Material supplied

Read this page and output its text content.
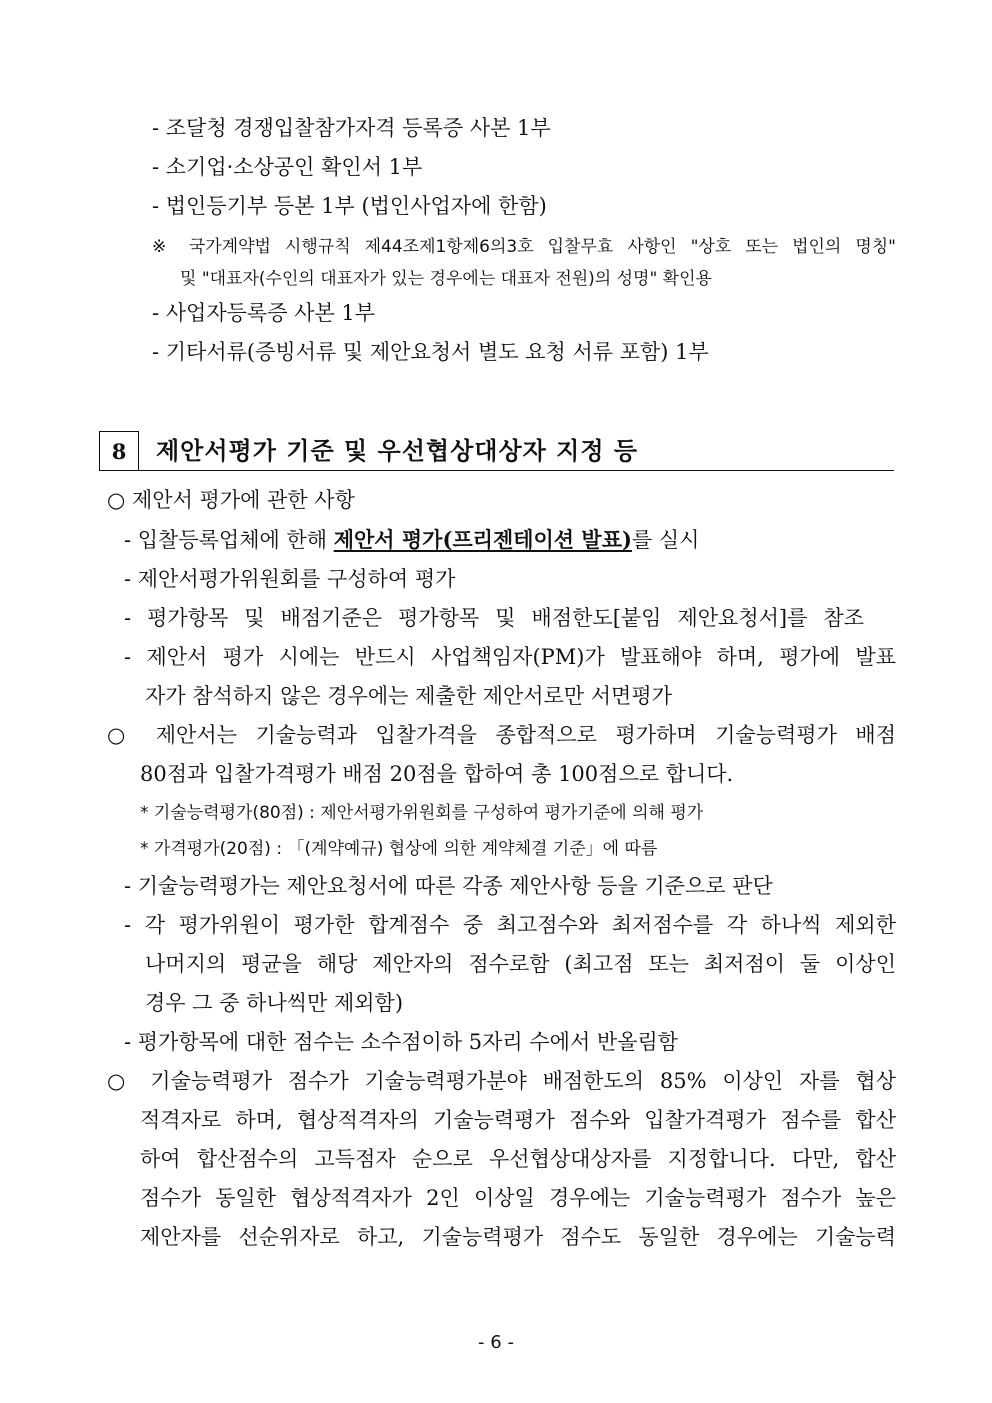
- 조달청 경쟁입찰참가자격 등록증 사본 1부
- 소기업·소상공인 확인서 1부
- 법인등기부 등본 1부 (법인사업자에 한함)
※ 국가계약법 시행규칙 제44조제1항제6의3호 입찰무효 사항인 "상호 또는 법인의 명칭"
및 "대표자(수인의 대표자가 있는 경우에는 대표자 전원)의 성명" 확인용
- 사업자등록증 사본 1부
- 기타서류(증빙서류 및 제안요청서 별도 요청 서류 포함) 1부
8	제안서평가 기준 및 우선협상대상자 지정 등
○ 제안서 평가에 관한 사항
- 입찰등록업체에 한해 제안서 평가(프리젠테이션 발표)를 실시
- 제안서평가위원회를 구성하여 평가
- 평가항목 및 배점기준은 평가항목 및 배점한도[붙임 제안요청서]를 참조
- 제안서 평가 시에는 반드시 사업책임자(PM)가 발표해야 하며, 평가에 발표
자가 참석하지 않은 경우에는 제출한 제안서로만 서면평가
○ 제안서는 기술능력과 입찰가격을 종합적으로 평가하며 기술능력평가 배점
80점과 입찰가격평가 배점 20점을 합하여 총 100점으로 합니다.
* 기술능력평가(80점) : 제안서평가위원회를 구성하여 평가기준에 의해 평가
* 가격평가(20점) : 「(계약예규) 협상에 의한 계약체결 기준」에 따름
- 기술능력평가는 제안요청서에 따른 각종 제안사항 등을 기준으로 판단
- 각 평가위원이 평가한 합계점수 중 최고점수와 최저점수를 각 하나씩 제외한
나머지의 평균을 해당 제안자의 점수로함 (최고점 또는 최저점이 둘 이상인
경우 그 중 하나씩만 제외함)
- 평가항목에 대한 점수는 소수점이하 5자리 수에서 반올림함
○ 기술능력평가 점수가 기술능력평가분야 배점한도의 85% 이상인 자를 협상
적격자로 하며, 협상적격자의 기술능력평가 점수와 입찰가격평가 점수를 합산
하여 합산점수의 고득점자 순으로 우선협상대상자를 지정합니다. 다만, 합산
점수가 동일한 협상적격자가 2인 이상일 경우에는 기술능력평가 점수가 높은
제안자를 선순위자로 하고, 기술능력평가 점수도 동일한 경우에는 기술능력
- 6 -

Instructions to follow
Retype all entries exactly as they appear, dropping the images.

Answer to this exercise
Read this page and output its text content.
- 조달청 경쟁입찰참가자격 등록증 사본 1부
- 소기업·소상공인 확인서 1부
- 법인등기부 등본 1부 (법인사업자에 한함)
※ 국가계약법 시행규칙 제44조제1항제6의3호 입찰무효 사항인 "상호 또는 법인의 명칭"
및 "대표자(수인의 대표자가 있는 경우에는 대표자 전원)의 성명" 확인용
- 사업자등록증 사본 1부
- 기타서류(증빙서류 및 제안요청서 별도 요청 서류 포함) 1부
8	제안서평가 기준 및 우선협상대상자 지정 등
○ 제안서 평가에 관한 사항
- 입찰등록업체에 한해 제안서 평가(프리젠테이션 발표)를 실시
- 제안서평가위원회를 구성하여 평가
- 평가항목 및 배점기준은 평가항목 및 배점한도[붙임 제안요청서]를 참조
- 제안서 평가 시에는 반드시 사업책임자(PM)가 발표해야 하며, 평가에 발표
자가 참석하지 않은 경우에는 제출한 제안서로만 서면평가
○ 제안서는 기술능력과 입찰가격을 종합적으로 평가하며 기술능력평가 배점
80점과 입찰가격평가 배점 20점을 합하여 총 100점으로 합니다.
* 기술능력평가(80점) : 제안서평가위원회를 구성하여 평가기준에 의해 평가
* 가격평가(20점) : 「(계약예규) 협상에 의한 계약체결 기준」에 따름
- 기술능력평가는 제안요청서에 따른 각종 제안사항 등을 기준으로 판단
- 각 평가위원이 평가한 합계점수 중 최고점수와 최저점수를 각 하나씩 제외한
나머지의 평균을 해당 제안자의 점수로함 (최고점 또는 최저점이 둘 이상인
경우 그 중 하나씩만 제외함)
- 평가항목에 대한 점수는 소수점이하 5자리 수에서 반올림함
○ 기술능력평가 점수가 기술능력평가분야 배점한도의 85% 이상인 자를 협상
적격자로 하며, 협상적격자의 기술능력평가 점수와 입찰가격평가 점수를 합산
하여 합산점수의 고득점자 순으로 우선협상대상자를 지정합니다. 다만, 합산
점수가 동일한 협상적격자가 2인 이상일 경우에는 기술능력평가 점수가 높은
제안자를 선순위자로 하고, 기술능력평가 점수도 동일한 경우에는 기술능력
- 6 -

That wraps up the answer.